#### Exercise directions:
Return all lines below containing the word "User".

[Part of a data file]
# # # #

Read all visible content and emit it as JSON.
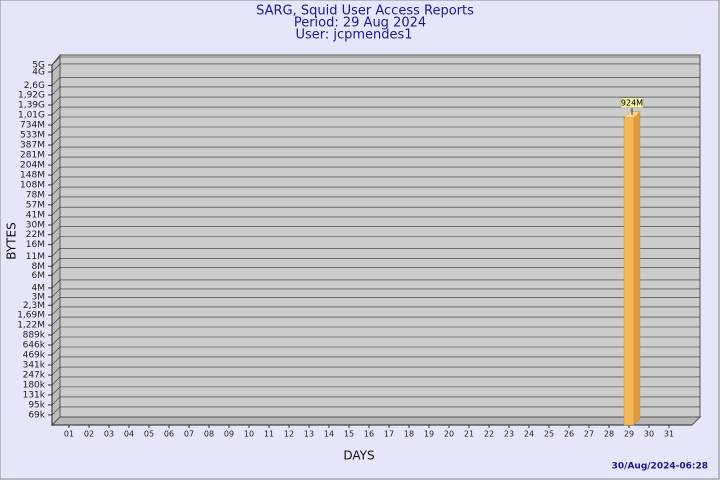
{
  "chart_data": {
    "type": "bar",
    "title": "SARG, Squid User Access Reports",
    "subtitle": [
      "Period: 29 Aug 2024",
      "User: jcpmendes1"
    ],
    "xlabel": "DAYS",
    "ylabel": "BYTES",
    "annotations": [
      "30/Aug/2024-06:28"
    ],
    "categories": [
      "01",
      "02",
      "03",
      "04",
      "05",
      "06",
      "07",
      "08",
      "09",
      "10",
      "11",
      "12",
      "13",
      "14",
      "15",
      "16",
      "17",
      "18",
      "19",
      "20",
      "21",
      "22",
      "23",
      "24",
      "25",
      "26",
      "27",
      "28",
      "29",
      "30",
      "31"
    ],
    "values": [
      null,
      null,
      null,
      null,
      null,
      null,
      null,
      null,
      null,
      null,
      null,
      null,
      null,
      null,
      null,
      null,
      null,
      null,
      null,
      null,
      null,
      null,
      null,
      null,
      null,
      null,
      null,
      null,
      924000000,
      null,
      null
    ],
    "value_labels": [
      null,
      null,
      null,
      null,
      null,
      null,
      null,
      null,
      null,
      null,
      null,
      null,
      null,
      null,
      null,
      null,
      null,
      null,
      null,
      null,
      null,
      null,
      null,
      null,
      null,
      null,
      null,
      null,
      "924M",
      null,
      null
    ],
    "color": "#f5b85c",
    "log_scale": true,
    "grid": true,
    "ylim": [
      50000,
      5000000000
    ],
    "yticks": [
      {
        "value": 69000,
        "label": "69k"
      },
      {
        "value": 95000,
        "label": "95k"
      },
      {
        "value": 131000,
        "label": "131k"
      },
      {
        "value": 180000,
        "label": "180k"
      },
      {
        "value": 247000,
        "label": "247k"
      },
      {
        "value": 341000,
        "label": "341k"
      },
      {
        "value": 469000,
        "label": "469k"
      },
      {
        "value": 646000,
        "label": "646k"
      },
      {
        "value": 889000,
        "label": "889k"
      },
      {
        "value": 1220000,
        "label": "1,22M"
      },
      {
        "value": 1690000,
        "label": "1,69M"
      },
      {
        "value": 2300000,
        "label": "2,3M"
      },
      {
        "value": 3000000,
        "label": "3M"
      },
      {
        "value": 4000000,
        "label": "4M"
      },
      {
        "value": 6000000,
        "label": "6M"
      },
      {
        "value": 8000000,
        "label": "8M"
      },
      {
        "value": 11000000,
        "label": "11M"
      },
      {
        "value": 16000000,
        "label": "16M"
      },
      {
        "value": 22000000,
        "label": "22M"
      },
      {
        "value": 30000000,
        "label": "30M"
      },
      {
        "value": 41000000,
        "label": "41M"
      },
      {
        "value": 57000000,
        "label": "57M"
      },
      {
        "value": 78000000,
        "label": "78M"
      },
      {
        "value": 108000000,
        "label": "108M"
      },
      {
        "value": 148000000,
        "label": "148M"
      },
      {
        "value": 204000000,
        "label": "204M"
      },
      {
        "value": 281000000,
        "label": "281M"
      },
      {
        "value": 387000000,
        "label": "387M"
      },
      {
        "value": 533000000,
        "label": "533M"
      },
      {
        "value": 734000000,
        "label": "734M"
      },
      {
        "value": 1010000000,
        "label": "1,01G"
      },
      {
        "value": 1390000000,
        "label": "1,39G"
      },
      {
        "value": 1920000000,
        "label": "1,92G"
      },
      {
        "value": 2600000000,
        "label": "2,6G"
      },
      {
        "value": 4000000000,
        "label": "4G"
      },
      {
        "value": 5000000000,
        "label": "5G"
      }
    ]
  }
}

# # # #

#### Exercise answer:
    "title": "SARG, Squid User Access Reports",
      "User: jcpmendes1"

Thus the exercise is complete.